┌─ EXERCISE INPUTS
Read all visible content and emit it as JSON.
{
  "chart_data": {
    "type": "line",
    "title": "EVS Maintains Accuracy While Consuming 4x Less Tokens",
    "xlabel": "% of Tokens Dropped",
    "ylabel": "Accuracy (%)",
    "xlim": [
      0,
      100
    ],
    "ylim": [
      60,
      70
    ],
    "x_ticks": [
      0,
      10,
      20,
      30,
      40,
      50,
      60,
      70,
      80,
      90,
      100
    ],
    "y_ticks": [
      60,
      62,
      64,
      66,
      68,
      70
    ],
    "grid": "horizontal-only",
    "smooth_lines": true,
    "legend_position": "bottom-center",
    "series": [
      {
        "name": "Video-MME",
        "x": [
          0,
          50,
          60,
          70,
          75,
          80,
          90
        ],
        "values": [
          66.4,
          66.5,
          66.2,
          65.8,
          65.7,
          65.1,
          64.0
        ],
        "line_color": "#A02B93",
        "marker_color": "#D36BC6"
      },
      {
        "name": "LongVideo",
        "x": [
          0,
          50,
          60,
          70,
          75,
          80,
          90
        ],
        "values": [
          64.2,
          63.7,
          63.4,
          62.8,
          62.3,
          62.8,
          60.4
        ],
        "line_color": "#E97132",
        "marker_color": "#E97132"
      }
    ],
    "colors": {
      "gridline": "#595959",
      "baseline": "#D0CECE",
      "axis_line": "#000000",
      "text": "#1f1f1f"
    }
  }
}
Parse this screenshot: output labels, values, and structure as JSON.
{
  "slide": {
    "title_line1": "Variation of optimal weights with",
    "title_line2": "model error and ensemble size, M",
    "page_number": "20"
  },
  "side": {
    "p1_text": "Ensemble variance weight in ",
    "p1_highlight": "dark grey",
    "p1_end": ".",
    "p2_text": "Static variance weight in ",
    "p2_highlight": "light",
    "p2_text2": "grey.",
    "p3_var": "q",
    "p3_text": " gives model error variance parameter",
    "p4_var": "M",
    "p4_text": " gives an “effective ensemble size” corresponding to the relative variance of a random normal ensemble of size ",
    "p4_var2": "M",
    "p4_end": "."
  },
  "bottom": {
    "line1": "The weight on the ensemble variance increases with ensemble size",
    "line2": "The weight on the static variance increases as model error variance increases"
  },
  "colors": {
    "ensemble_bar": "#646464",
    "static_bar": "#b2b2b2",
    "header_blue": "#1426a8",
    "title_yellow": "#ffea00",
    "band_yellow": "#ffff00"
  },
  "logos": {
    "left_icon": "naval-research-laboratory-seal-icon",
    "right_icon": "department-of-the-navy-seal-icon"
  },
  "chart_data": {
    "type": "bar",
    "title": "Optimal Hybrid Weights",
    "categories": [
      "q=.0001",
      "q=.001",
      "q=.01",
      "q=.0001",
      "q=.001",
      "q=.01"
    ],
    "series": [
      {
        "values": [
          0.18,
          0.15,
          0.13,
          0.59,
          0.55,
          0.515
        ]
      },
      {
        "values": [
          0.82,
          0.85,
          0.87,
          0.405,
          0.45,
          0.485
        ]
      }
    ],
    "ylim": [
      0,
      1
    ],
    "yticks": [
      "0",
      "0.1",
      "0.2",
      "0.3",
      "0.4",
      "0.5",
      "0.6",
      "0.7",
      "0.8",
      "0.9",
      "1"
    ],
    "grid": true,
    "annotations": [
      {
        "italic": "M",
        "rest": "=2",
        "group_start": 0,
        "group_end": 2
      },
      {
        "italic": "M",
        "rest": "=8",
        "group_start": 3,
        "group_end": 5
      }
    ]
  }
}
└─
EXERCISE REQUIREMENTS: Write out the material exactly as given.

ANSWER TO THIS PROBLEM:
Read all visible content and emit it as JSON.
{
  "chart_data": {
    "type": "line",
    "title": "EVS Maintains Accuracy While Consuming 4x Less Tokens",
    "xlabel": "% of Tokens Dropped",
    "ylabel": "Accuracy (%)",
    "xlim": [
      0,
      100
    ],
    "ylim": [
      60,
      70
    ],
    "x_ticks": [
      0,
      10,
      20,
      30,
      40,
      50,
      60,
      70,
      80,
      90,
      100
    ],
    "y_ticks": [
      60,
      62,
      64,
      66,
      68,
      70
    ],
    "grid": "horizontal-only",
    "smooth_lines": true,
    "legend_position": "bottom-center",
    "series": [
      {
        "name": "Video-MME",
        "x": [
          0,
          50,
          60,
          70,
          75,
          80,
          90
        ],
        "values": [
          66.4,
          66.5,
          66.2,
          65.8,
          65.7,
          65.1,
          64.0
        ],
        "line_color": "#A02B93",
        "marker_color": "#D36BC6"
      },
      {
        "name": "LongVideo",
        "x": [
          0,
          50,
          60,
          70,
          75,
          80,
          90
        ],
        "values": [
          64.2,
          63.7,
          63.4,
          62.8,
          62.3,
          62.8,
          60.4
        ],
        "line_color": "#E97132",
        "marker_color": "#E97132"
      }
    ],
    "colors": {
      "gridline": "#595959",
      "baseline": "#D0CECE",
      "axis_line": "#000000",
      "text": "#1f1f1f"
    }
  }
}
Parse this screenshot: output labels, values, and structure as JSON.
{
  "slide": {
    "title_line1": "Variation of optimal weights with",
    "title_line2": "model error and ensemble size, M",
    "page_number": "20"
  },
  "side": {
    "p1_text": "Ensemble variance weight in ",
    "p1_highlight": "dark grey",
    "p1_end": ".",
    "p2_text": "Static variance weight in ",
    "p2_highlight": "light",
    "p2_text2": "grey.",
    "p3_var": "q",
    "p3_text": " gives model error variance parameter",
    "p4_var": "M",
    "p4_text": " gives an “effective ensemble size” corresponding to the relative variance of a random normal ensemble of size ",
    "p4_var2": "M",
    "p4_end": "."
  },
  "bottom": {
    "line1": "The weight on the ensemble variance increases with ensemble size",
    "line2": "The weight on the static variance increases as model error variance increases"
  },
  "colors": {
    "ensemble_bar": "#646464",
    "static_bar": "#b2b2b2",
    "header_blue": "#1426a8",
    "title_yellow": "#ffea00",
    "band_yellow": "#ffff00"
  },
  "logos": {
    "left_icon": "naval-research-laboratory-seal-icon",
    "right_icon": "department-of-the-navy-seal-icon"
  },
  "chart_data": {
    "type": "bar",
    "title": "Optimal Hybrid Weights",
    "categories": [
      "q=.0001",
      "q=.001",
      "q=.01",
      "q=.0001",
      "q=.001",
      "q=.01"
    ],
    "series": [
      {
        "values": [
          0.18,
          0.15,
          0.13,
          0.59,
          0.55,
          0.515
        ]
      },
      {
        "values": [
          0.82,
          0.85,
          0.87,
          0.405,
          0.45,
          0.485
        ]
      }
    ],
    "ylim": [
      0,
      1
    ],
    "yticks": [
      "0",
      "0.1",
      "0.2",
      "0.3",
      "0.4",
      "0.5",
      "0.6",
      "0.7",
      "0.8",
      "0.9",
      "1"
    ],
    "grid": true,
    "annotations": [
      {
        "italic": "M",
        "rest": "=2",
        "group_start": 0,
        "group_end": 2
      },
      {
        "italic": "M",
        "rest": "=8",
        "group_start": 3,
        "group_end": 5
      }
    ]
  }
}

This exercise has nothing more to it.